**Supplied information**

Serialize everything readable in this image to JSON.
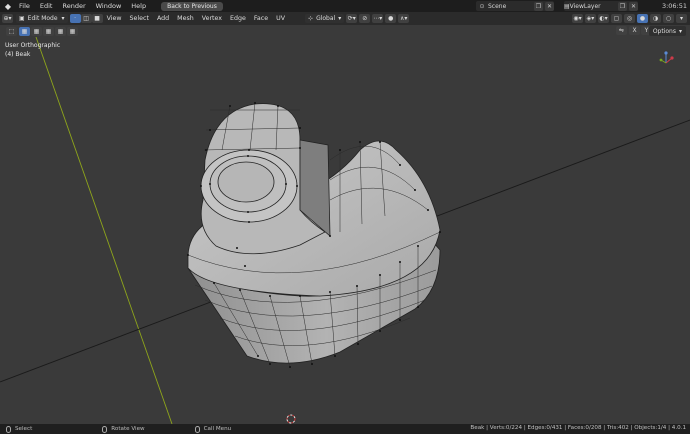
{
  "app": {
    "name": "Blender"
  },
  "topbar": {
    "menus": [
      "File",
      "Edit",
      "Render",
      "Window",
      "Help"
    ],
    "back_button": "Back to Previous",
    "scene": "Scene",
    "view_layer": "ViewLayer",
    "time": "3:06:51"
  },
  "toolbar": {
    "mode": "Edit Mode",
    "menus": [
      "View",
      "Select",
      "Add",
      "Mesh",
      "Vertex",
      "Edge",
      "Face",
      "UV"
    ],
    "transform_orientation": "Global"
  },
  "subbar": {
    "axes": [
      "X",
      "Y",
      "Z"
    ],
    "options": "Options"
  },
  "viewport": {
    "view_name": "User Orthographic",
    "object_label": "(4) Beak"
  },
  "statusbar": {
    "select": "Select",
    "rotate": "Rotate View",
    "call_menu": "Call Menu",
    "stats": "Beak | Verts:0/224 | Edges:0/431 | Faces:0/208 | Tris:402 | Objects:1/4 | 4.0.1"
  },
  "colors": {
    "active_blue": "#4772b3",
    "viewport_bg": "#3a3a3a",
    "mesh_fill": "#a7a7a7"
  }
}
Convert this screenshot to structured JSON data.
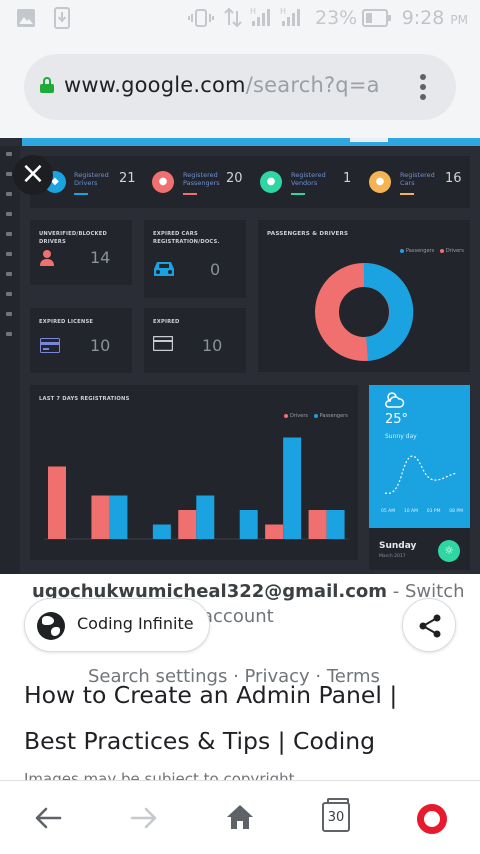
{
  "status_bar": {
    "battery_percent": "23%",
    "time": "9:28",
    "time_suffix": "PM",
    "icons": [
      "image-icon",
      "download-icon",
      "vibrate-icon",
      "data-transfer-icon",
      "signal-h-icon",
      "signal-h-icon",
      "battery-icon"
    ]
  },
  "browser": {
    "url_host": "www.google.com",
    "url_path": "/search?q=a",
    "tab_count": "30",
    "colors": {
      "lock": "#1faa3a",
      "opera": "#e8192c"
    }
  },
  "preview": {
    "stats": [
      {
        "label": "Registered\nDrivers",
        "value": "21",
        "color": "#1ba2e0"
      },
      {
        "label": "Registered\nPassengers",
        "value": "20",
        "color": "#f06f6f"
      },
      {
        "label": "Registered\nVendors",
        "value": "1",
        "color": "#2fd6a4"
      },
      {
        "label": "Registered\nCars",
        "value": "16",
        "color": "#f5b453"
      }
    ],
    "cards": [
      {
        "title": "UNVERIFIED/BLOCKED DRIVERS",
        "value": "14",
        "icon": "user-icon",
        "icon_color": "#f06f6f"
      },
      {
        "title": "EXPIRED CARS\nREGISTRATION/DOCS.",
        "value": "0",
        "icon": "car-icon",
        "icon_color": "#1ba2e0"
      },
      {
        "title": "EXPIRED LICENSE",
        "value": "10",
        "icon": "id-card-icon",
        "icon_color": "#7a86d8"
      },
      {
        "title": "EXPIRED",
        "value": "10",
        "icon": "card-icon",
        "icon_color": "#c9ccd2"
      }
    ],
    "donut": {
      "title": "PASSENGERS & DRIVERS",
      "legend": [
        "Passengers",
        "Drivers"
      ],
      "colors": [
        "#1ba2e0",
        "#f06f6f"
      ]
    },
    "bars": {
      "title": "LAST 7 DAYS REGISTRATIONS",
      "legend": [
        "Drivers",
        "Passengers"
      ],
      "colors": [
        "#f06f6f",
        "#1ba2e0"
      ]
    },
    "weather": {
      "temp": "25°",
      "condition": "Sunny day",
      "day": "Sunday",
      "date": "March 2017",
      "times": [
        "05 AM",
        "10 AM",
        "03 PM",
        "08 PM"
      ]
    }
  },
  "chart_data": {
    "type": "bar",
    "title": "LAST 7 DAYS REGISTRATIONS",
    "categories": [
      "",
      "",
      "",
      "",
      "",
      "",
      ""
    ],
    "series": [
      {
        "name": "Drivers",
        "values": [
          5,
          3,
          0,
          2,
          0,
          1,
          2
        ]
      },
      {
        "name": "Passengers",
        "values": [
          0,
          3,
          1,
          3,
          2,
          7,
          2
        ]
      }
    ],
    "ylim": [
      0,
      8
    ],
    "legend": "top-right",
    "grid": false
  },
  "result": {
    "email": "ugochukwumicheal322@gmail.com",
    "switch_text": " - Switch",
    "account_text": "account",
    "search_settings": "Search settings · Privacy · Terms",
    "source_name": "Coding Infinite",
    "title": "How to Create an Admin Panel | Best Practices & Tips | Coding",
    "copyright": "Images may be subject to copyright."
  }
}
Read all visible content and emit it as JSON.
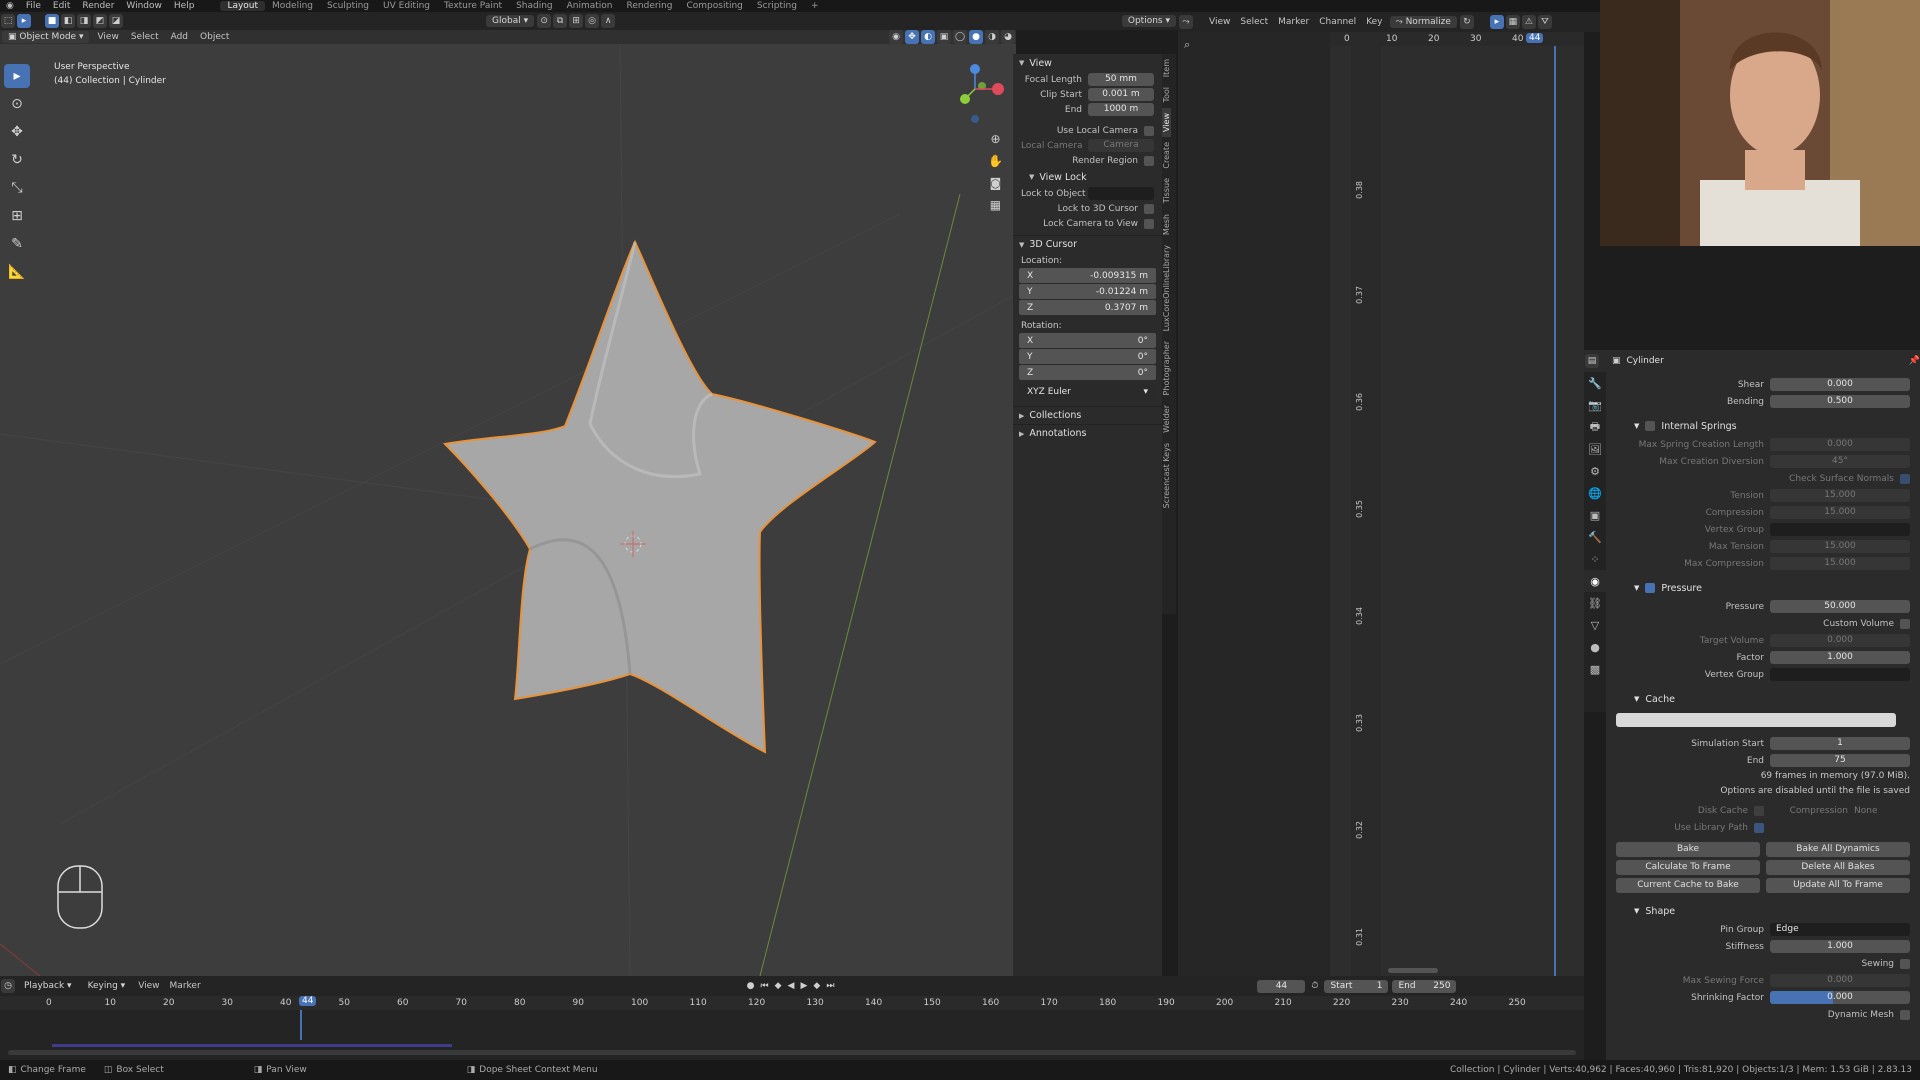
{
  "topmenu": {
    "items": [
      "File",
      "Edit",
      "Render",
      "Window",
      "Help"
    ],
    "workspaces": [
      "Layout",
      "Modeling",
      "Sculpting",
      "UV Editing",
      "Texture Paint",
      "Shading",
      "Animation",
      "Rendering",
      "Compositing",
      "Scripting",
      "+"
    ]
  },
  "viewport_header": {
    "mode": "Object Mode",
    "menus": [
      "View",
      "Select",
      "Add",
      "Object"
    ],
    "transform_orientation": "Global",
    "options": "Options"
  },
  "viewport": {
    "title": "User Perspective",
    "subtitle": "(44) Collection | Cylinder"
  },
  "npanel": {
    "view_section": "View",
    "focal_length_label": "Focal Length",
    "focal_length": "50 mm",
    "clip_start_label": "Clip Start",
    "clip_start": "0.001 m",
    "end_label": "End",
    "clip_end": "1000 m",
    "use_local_camera": "Use Local Camera",
    "local_camera_label": "Local Camera",
    "local_camera_value": "Camera",
    "render_region": "Render Region",
    "view_lock": "View Lock",
    "lock_to_object": "Lock to Object",
    "lock_3d_cursor": "Lock to 3D Cursor",
    "lock_camera": "Lock Camera to View",
    "cursor_section": "3D Cursor",
    "location_label": "Location:",
    "loc_x": "-0.009315 m",
    "loc_y": "-0.01224 m",
    "loc_z": "0.3707 m",
    "rotation_label": "Rotation:",
    "rot_x": "0°",
    "rot_y": "0°",
    "rot_z": "0°",
    "rotation_mode": "XYZ Euler",
    "collections": "Collections",
    "annotations": "Annotations",
    "tabs": [
      "Item",
      "Tool",
      "View",
      "Create",
      "Tissue",
      "Mesh",
      "LuxCoreOnlineLibrary",
      "Photographer",
      "Welder",
      "Screencast Keys"
    ]
  },
  "graph_editor": {
    "menus": [
      "View",
      "Select",
      "Marker",
      "Channel",
      "Key"
    ],
    "normalize": "Normalize",
    "frame_ticks": [
      "0",
      "10",
      "20",
      "30",
      "40"
    ],
    "current_frame": "44",
    "value_ticks": [
      "0.38",
      "0.37",
      "0.36",
      "0.35",
      "0.34",
      "0.33",
      "0.32",
      "0.31"
    ]
  },
  "properties": {
    "object_name": "Cylinder",
    "shear_label": "Shear",
    "shear": "0.000",
    "bending_label": "Bending",
    "bending": "0.500",
    "internal_springs": "Internal Springs",
    "max_spring_label": "Max Spring Creation Length",
    "max_spring": "0.000",
    "max_diversion_label": "Max Creation Diversion",
    "max_diversion": "45°",
    "check_normals": "Check Surface Normals",
    "tension_label": "Tension",
    "tension": "15.000",
    "compression_label": "Compression",
    "compression": "15.000",
    "vertex_group_label": "Vertex Group",
    "max_tension_label": "Max Tension",
    "max_tension": "15.000",
    "max_compression_label": "Max Compression",
    "max_compression": "15.000",
    "pressure_section": "Pressure",
    "pressure_label": "Pressure",
    "pressure": "50.000",
    "custom_volume": "Custom Volume",
    "target_volume_label": "Target Volume",
    "target_volume": "0.000",
    "factor_label": "Factor",
    "factor": "1.000",
    "vertex_group2_label": "Vertex Group",
    "cache_section": "Cache",
    "sim_start_label": "Simulation Start",
    "sim_start": "1",
    "sim_end_label": "End",
    "sim_end": "75",
    "frames_in_memory": "69 frames in memory (97.0 MiB).",
    "options_disabled": "Options are disabled until the file is saved",
    "disk_cache": "Disk Cache",
    "compression2_label": "Compression",
    "compression2": "None",
    "use_library_path": "Use Library Path",
    "bake": "Bake",
    "bake_all": "Bake All Dynamics",
    "calc_to_frame": "Calculate To Frame",
    "delete_all_bakes": "Delete All Bakes",
    "current_cache_to_bake": "Current Cache to Bake",
    "update_all_to_frame": "Update All To Frame",
    "shape_section": "Shape",
    "pin_group_label": "Pin Group",
    "pin_group": "Edge",
    "stiffness_label": "Stiffness",
    "stiffness": "1.000",
    "sewing": "Sewing",
    "max_sewing_label": "Max Sewing Force",
    "max_sewing": "0.000",
    "shrinking_label": "Shrinking Factor",
    "shrinking": "0.000",
    "shrinking_fill": 0.45,
    "dynamic_mesh": "Dynamic Mesh"
  },
  "timeline": {
    "menus": [
      "Playback",
      "Keying",
      "View",
      "Marker"
    ],
    "current_frame": "44",
    "start_label": "Start",
    "start": "1",
    "end_label": "End",
    "end": "250",
    "ticks": [
      "0",
      "10",
      "20",
      "30",
      "40",
      "50",
      "60",
      "70",
      "80",
      "90",
      "100",
      "110",
      "120",
      "130",
      "140",
      "150",
      "160",
      "170",
      "180",
      "190",
      "200",
      "210",
      "220",
      "230",
      "240",
      "250"
    ]
  },
  "statusbar": {
    "change_frame": "Change Frame",
    "box_select": "Box Select",
    "pan_view": "Pan View",
    "context_menu": "Dope Sheet Context Menu",
    "stats": "Collection | Cylinder | Verts:40,962 | Faces:40,960 | Tris:81,920 | Objects:1/3 | Mem: 1.53 GiB | 2.83.13"
  },
  "colors": {
    "accent": "#4772b3",
    "selection_outline": "#e8923a",
    "viewport_bg": "#3d3d3d"
  }
}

**Prompt**
Write down only the number of lines that contain the string "Cache" in the listing.

**Output for this exercise**
3